What is required =>
Quote every entry word for word.
━━━━━━━━
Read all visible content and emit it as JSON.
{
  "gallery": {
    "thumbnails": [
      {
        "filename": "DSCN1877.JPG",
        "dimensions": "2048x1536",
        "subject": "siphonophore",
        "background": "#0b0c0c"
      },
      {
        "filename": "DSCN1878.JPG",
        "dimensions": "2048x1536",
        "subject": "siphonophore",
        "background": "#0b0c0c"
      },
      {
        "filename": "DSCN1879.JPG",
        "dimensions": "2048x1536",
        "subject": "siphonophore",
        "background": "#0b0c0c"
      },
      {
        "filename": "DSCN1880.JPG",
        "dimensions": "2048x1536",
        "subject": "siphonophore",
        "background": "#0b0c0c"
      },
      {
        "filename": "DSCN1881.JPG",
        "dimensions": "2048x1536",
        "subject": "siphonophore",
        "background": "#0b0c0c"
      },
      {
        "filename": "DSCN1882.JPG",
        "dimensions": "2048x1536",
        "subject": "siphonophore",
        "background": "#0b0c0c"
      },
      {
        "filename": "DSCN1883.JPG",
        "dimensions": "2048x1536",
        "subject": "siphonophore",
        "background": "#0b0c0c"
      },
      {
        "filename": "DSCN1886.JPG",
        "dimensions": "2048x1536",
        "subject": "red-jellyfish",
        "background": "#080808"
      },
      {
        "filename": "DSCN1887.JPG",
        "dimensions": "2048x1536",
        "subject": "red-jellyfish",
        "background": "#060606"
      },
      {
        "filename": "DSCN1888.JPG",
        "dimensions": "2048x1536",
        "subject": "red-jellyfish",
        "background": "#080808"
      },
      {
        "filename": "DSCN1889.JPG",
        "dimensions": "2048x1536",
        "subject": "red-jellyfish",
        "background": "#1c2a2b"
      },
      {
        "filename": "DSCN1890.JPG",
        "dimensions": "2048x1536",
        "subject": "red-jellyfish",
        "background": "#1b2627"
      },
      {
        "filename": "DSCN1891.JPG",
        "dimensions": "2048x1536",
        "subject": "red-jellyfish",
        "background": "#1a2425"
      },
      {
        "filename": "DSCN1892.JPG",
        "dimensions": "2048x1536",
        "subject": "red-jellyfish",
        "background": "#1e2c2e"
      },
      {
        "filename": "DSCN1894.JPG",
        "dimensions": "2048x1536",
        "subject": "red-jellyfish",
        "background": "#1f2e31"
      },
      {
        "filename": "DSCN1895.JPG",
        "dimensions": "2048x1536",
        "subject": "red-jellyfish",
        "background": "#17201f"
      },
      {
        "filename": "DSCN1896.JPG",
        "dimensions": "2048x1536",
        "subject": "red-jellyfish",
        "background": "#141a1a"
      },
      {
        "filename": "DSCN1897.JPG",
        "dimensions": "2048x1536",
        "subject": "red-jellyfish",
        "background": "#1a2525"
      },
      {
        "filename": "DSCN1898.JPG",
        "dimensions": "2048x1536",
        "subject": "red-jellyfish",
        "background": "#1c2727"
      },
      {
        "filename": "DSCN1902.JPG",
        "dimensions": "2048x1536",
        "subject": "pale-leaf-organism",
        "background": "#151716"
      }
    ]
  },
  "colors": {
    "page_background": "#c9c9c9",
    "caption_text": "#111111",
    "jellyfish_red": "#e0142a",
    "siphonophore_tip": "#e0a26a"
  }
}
━━━━━━━━
Final answer =>
Read all visible content and emit it as JSON.
{
  "gallery": {
    "thumbnails": [
      {
        "filename": "DSCN1877.JPG",
        "dimensions": "2048x1536",
        "subject": "siphonophore",
        "background": "#0b0c0c"
      },
      {
        "filename": "DSCN1878.JPG",
        "dimensions": "2048x1536",
        "subject": "siphonophore",
        "background": "#0b0c0c"
      },
      {
        "filename": "DSCN1879.JPG",
        "dimensions": "2048x1536",
        "subject": "siphonophore",
        "background": "#0b0c0c"
      },
      {
        "filename": "DSCN1880.JPG",
        "dimensions": "2048x1536",
        "subject": "siphonophore",
        "background": "#0b0c0c"
      },
      {
        "filename": "DSCN1881.JPG",
        "dimensions": "2048x1536",
        "subject": "siphonophore",
        "background": "#0b0c0c"
      },
      {
        "filename": "DSCN1882.JPG",
        "dimensions": "2048x1536",
        "subject": "siphonophore",
        "background": "#0b0c0c"
      },
      {
        "filename": "DSCN1883.JPG",
        "dimensions": "2048x1536",
        "subject": "siphonophore",
        "background": "#0b0c0c"
      },
      {
        "filename": "DSCN1886.JPG",
        "dimensions": "2048x1536",
        "subject": "red-jellyfish",
        "background": "#080808"
      },
      {
        "filename": "DSCN1887.JPG",
        "dimensions": "2048x1536",
        "subject": "red-jellyfish",
        "background": "#060606"
      },
      {
        "filename": "DSCN1888.JPG",
        "dimensions": "2048x1536",
        "subject": "red-jellyfish",
        "background": "#080808"
      },
      {
        "filename": "DSCN1889.JPG",
        "dimensions": "2048x1536",
        "subject": "red-jellyfish",
        "background": "#1c2a2b"
      },
      {
        "filename": "DSCN1890.JPG",
        "dimensions": "2048x1536",
        "subject": "red-jellyfish",
        "background": "#1b2627"
      },
      {
        "filename": "DSCN1891.JPG",
        "dimensions": "2048x1536",
        "subject": "red-jellyfish",
        "background": "#1a2425"
      },
      {
        "filename": "DSCN1892.JPG",
        "dimensions": "2048x1536",
        "subject": "red-jellyfish",
        "background": "#1e2c2e"
      },
      {
        "filename": "DSCN1894.JPG",
        "dimensions": "2048x1536",
        "subject": "red-jellyfish",
        "background": "#1f2e31"
      },
      {
        "filename": "DSCN1895.JPG",
        "dimensions": "2048x1536",
        "subject": "red-jellyfish",
        "background": "#17201f"
      },
      {
        "filename": "DSCN1896.JPG",
        "dimensions": "2048x1536",
        "subject": "red-jellyfish",
        "background": "#141a1a"
      },
      {
        "filename": "DSCN1897.JPG",
        "dimensions": "2048x1536",
        "subject": "red-jellyfish",
        "background": "#1a2525"
      },
      {
        "filename": "DSCN1898.JPG",
        "dimensions": "2048x1536",
        "subject": "red-jellyfish",
        "background": "#1c2727"
      },
      {
        "filename": "DSCN1902.JPG",
        "dimensions": "2048x1536",
        "subject": "pale-leaf-organism",
        "background": "#151716"
      }
    ]
  },
  "colors": {
    "page_background": "#c9c9c9",
    "caption_text": "#111111",
    "jellyfish_red": "#e0142a",
    "siphonophore_tip": "#e0a26a"
  }
}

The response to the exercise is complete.